For each line below that includes the word "Read", make a copy.
*** DATA FOR THIS TASK
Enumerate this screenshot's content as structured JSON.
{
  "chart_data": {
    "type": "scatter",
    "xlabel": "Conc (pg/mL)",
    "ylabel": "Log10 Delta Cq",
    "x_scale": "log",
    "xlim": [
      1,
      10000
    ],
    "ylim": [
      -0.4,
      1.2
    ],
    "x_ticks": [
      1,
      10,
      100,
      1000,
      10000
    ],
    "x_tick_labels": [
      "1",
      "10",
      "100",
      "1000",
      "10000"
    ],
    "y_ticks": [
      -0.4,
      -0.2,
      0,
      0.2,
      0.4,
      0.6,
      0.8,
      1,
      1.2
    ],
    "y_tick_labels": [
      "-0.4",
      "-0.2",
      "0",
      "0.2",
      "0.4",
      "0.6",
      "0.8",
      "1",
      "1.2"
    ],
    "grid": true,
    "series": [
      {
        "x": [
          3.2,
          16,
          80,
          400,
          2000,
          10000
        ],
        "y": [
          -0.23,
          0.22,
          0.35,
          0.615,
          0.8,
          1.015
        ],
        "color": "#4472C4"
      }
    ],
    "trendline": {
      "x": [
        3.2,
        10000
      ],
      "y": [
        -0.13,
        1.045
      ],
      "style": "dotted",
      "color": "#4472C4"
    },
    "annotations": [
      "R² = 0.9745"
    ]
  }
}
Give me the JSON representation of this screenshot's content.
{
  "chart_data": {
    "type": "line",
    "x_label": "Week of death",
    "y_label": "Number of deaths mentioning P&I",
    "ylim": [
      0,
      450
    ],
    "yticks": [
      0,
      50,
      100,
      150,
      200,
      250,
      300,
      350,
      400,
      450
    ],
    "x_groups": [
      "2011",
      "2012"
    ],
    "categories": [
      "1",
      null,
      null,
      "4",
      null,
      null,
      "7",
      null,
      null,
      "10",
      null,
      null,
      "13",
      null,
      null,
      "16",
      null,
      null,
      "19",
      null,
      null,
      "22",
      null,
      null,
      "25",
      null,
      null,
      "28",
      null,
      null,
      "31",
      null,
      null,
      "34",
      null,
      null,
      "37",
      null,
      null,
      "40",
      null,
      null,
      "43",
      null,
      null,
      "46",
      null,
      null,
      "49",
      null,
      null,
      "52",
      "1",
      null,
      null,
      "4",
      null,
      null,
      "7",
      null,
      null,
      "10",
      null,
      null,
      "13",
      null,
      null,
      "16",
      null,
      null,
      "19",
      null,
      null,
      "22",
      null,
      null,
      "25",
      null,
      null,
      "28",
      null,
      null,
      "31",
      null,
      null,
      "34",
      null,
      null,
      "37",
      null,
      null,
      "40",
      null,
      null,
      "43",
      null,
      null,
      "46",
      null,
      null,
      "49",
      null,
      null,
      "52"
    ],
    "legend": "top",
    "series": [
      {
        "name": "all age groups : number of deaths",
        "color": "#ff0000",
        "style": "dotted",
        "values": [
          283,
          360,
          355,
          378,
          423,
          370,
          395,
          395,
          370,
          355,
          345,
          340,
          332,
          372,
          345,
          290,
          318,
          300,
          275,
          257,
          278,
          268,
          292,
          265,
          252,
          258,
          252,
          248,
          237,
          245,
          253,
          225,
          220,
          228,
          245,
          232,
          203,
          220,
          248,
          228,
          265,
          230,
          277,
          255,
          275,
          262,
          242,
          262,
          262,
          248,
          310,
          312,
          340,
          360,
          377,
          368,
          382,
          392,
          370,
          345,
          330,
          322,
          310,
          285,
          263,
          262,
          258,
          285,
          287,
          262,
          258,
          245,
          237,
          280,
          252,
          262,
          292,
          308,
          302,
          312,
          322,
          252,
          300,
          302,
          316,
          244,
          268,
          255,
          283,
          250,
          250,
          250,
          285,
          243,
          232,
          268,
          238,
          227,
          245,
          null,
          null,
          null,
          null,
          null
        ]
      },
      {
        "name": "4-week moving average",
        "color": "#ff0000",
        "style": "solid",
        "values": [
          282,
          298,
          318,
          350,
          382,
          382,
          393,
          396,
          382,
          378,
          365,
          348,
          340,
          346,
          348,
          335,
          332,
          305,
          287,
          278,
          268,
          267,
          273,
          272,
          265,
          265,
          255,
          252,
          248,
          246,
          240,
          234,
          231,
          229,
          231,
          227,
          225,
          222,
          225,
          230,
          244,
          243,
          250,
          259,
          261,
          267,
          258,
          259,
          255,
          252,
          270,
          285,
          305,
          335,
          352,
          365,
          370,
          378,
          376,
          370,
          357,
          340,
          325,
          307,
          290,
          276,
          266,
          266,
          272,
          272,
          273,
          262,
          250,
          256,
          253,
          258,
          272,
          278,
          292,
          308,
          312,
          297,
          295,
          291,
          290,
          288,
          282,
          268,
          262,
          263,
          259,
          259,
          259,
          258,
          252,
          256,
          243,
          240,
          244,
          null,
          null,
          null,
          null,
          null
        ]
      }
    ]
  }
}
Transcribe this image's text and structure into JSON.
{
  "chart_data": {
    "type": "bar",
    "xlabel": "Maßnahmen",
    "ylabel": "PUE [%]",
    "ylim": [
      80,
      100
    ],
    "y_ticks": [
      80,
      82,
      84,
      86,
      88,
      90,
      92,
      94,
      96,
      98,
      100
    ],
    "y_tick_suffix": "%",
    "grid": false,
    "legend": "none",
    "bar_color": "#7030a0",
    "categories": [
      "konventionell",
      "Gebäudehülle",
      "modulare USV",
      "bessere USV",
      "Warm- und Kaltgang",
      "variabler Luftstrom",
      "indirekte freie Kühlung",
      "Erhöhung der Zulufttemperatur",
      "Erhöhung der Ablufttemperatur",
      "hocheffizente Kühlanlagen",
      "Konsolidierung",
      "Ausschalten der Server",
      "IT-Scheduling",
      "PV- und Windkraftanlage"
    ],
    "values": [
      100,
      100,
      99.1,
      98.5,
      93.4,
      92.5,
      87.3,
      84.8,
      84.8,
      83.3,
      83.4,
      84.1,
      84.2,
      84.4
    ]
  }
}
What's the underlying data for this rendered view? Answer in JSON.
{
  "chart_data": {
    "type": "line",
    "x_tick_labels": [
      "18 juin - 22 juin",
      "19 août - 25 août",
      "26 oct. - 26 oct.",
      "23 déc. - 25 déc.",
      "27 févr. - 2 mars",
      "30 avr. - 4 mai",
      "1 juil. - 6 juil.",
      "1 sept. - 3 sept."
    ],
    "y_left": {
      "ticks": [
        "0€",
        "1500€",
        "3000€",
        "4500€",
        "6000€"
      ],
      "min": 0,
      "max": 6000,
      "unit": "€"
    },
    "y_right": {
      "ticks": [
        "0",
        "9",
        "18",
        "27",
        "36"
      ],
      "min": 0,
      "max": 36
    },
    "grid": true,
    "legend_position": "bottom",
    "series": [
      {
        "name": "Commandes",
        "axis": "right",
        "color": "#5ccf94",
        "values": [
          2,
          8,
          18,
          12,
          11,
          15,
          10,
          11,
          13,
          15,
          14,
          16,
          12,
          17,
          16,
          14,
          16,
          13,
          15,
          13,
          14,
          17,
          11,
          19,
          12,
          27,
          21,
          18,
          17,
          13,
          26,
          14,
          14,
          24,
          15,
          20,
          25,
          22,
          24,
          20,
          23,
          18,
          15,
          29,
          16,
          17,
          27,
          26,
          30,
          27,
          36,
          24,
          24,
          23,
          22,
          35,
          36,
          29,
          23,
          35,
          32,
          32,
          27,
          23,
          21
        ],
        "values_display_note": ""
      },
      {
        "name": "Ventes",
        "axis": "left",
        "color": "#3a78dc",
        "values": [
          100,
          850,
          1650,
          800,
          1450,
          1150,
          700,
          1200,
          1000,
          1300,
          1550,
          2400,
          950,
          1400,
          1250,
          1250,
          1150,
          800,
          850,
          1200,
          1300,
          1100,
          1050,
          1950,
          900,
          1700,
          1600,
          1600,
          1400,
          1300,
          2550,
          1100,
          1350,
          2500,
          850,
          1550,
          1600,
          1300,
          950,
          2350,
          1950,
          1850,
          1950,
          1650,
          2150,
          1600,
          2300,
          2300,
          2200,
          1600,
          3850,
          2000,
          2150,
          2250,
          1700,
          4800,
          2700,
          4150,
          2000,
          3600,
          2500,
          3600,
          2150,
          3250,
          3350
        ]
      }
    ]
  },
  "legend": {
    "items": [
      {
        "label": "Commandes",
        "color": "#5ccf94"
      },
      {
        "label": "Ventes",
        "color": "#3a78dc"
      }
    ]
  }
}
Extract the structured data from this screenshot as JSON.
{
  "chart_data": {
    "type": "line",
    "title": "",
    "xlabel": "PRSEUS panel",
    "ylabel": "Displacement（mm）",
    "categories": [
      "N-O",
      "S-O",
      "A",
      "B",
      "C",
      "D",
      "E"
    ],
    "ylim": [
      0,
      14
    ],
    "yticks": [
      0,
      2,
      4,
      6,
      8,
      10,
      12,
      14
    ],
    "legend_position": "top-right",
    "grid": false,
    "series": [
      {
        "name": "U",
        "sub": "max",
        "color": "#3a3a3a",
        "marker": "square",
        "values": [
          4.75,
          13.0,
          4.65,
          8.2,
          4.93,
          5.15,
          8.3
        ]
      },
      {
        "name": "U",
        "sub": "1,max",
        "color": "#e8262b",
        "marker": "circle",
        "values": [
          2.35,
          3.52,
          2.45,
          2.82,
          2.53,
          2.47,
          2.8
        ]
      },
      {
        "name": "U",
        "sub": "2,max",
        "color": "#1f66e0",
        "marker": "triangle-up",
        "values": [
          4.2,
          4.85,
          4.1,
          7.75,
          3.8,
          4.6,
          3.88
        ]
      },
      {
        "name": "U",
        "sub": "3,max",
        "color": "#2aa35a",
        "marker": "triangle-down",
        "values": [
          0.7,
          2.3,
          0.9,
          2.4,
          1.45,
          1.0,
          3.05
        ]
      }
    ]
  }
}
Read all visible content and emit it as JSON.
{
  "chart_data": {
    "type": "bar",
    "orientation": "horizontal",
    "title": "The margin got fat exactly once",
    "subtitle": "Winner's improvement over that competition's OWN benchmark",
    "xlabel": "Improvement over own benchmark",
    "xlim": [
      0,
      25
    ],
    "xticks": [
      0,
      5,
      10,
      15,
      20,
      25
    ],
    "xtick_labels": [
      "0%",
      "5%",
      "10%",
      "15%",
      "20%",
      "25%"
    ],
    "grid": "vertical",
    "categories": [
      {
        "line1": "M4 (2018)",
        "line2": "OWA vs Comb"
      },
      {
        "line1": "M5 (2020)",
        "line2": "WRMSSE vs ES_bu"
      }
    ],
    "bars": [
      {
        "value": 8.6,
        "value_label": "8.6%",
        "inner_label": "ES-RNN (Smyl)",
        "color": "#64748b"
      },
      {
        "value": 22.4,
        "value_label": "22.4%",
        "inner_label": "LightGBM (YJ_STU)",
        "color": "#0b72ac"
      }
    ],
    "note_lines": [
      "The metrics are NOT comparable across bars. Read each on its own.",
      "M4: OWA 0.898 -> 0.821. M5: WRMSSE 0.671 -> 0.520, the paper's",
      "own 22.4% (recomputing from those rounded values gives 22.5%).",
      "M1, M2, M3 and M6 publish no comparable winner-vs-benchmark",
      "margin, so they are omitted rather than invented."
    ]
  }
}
******
# RESULT BELOW
Read all visible content and emit it as JSON.
      "The metrics are NOT comparable across bars. Read each on its own.",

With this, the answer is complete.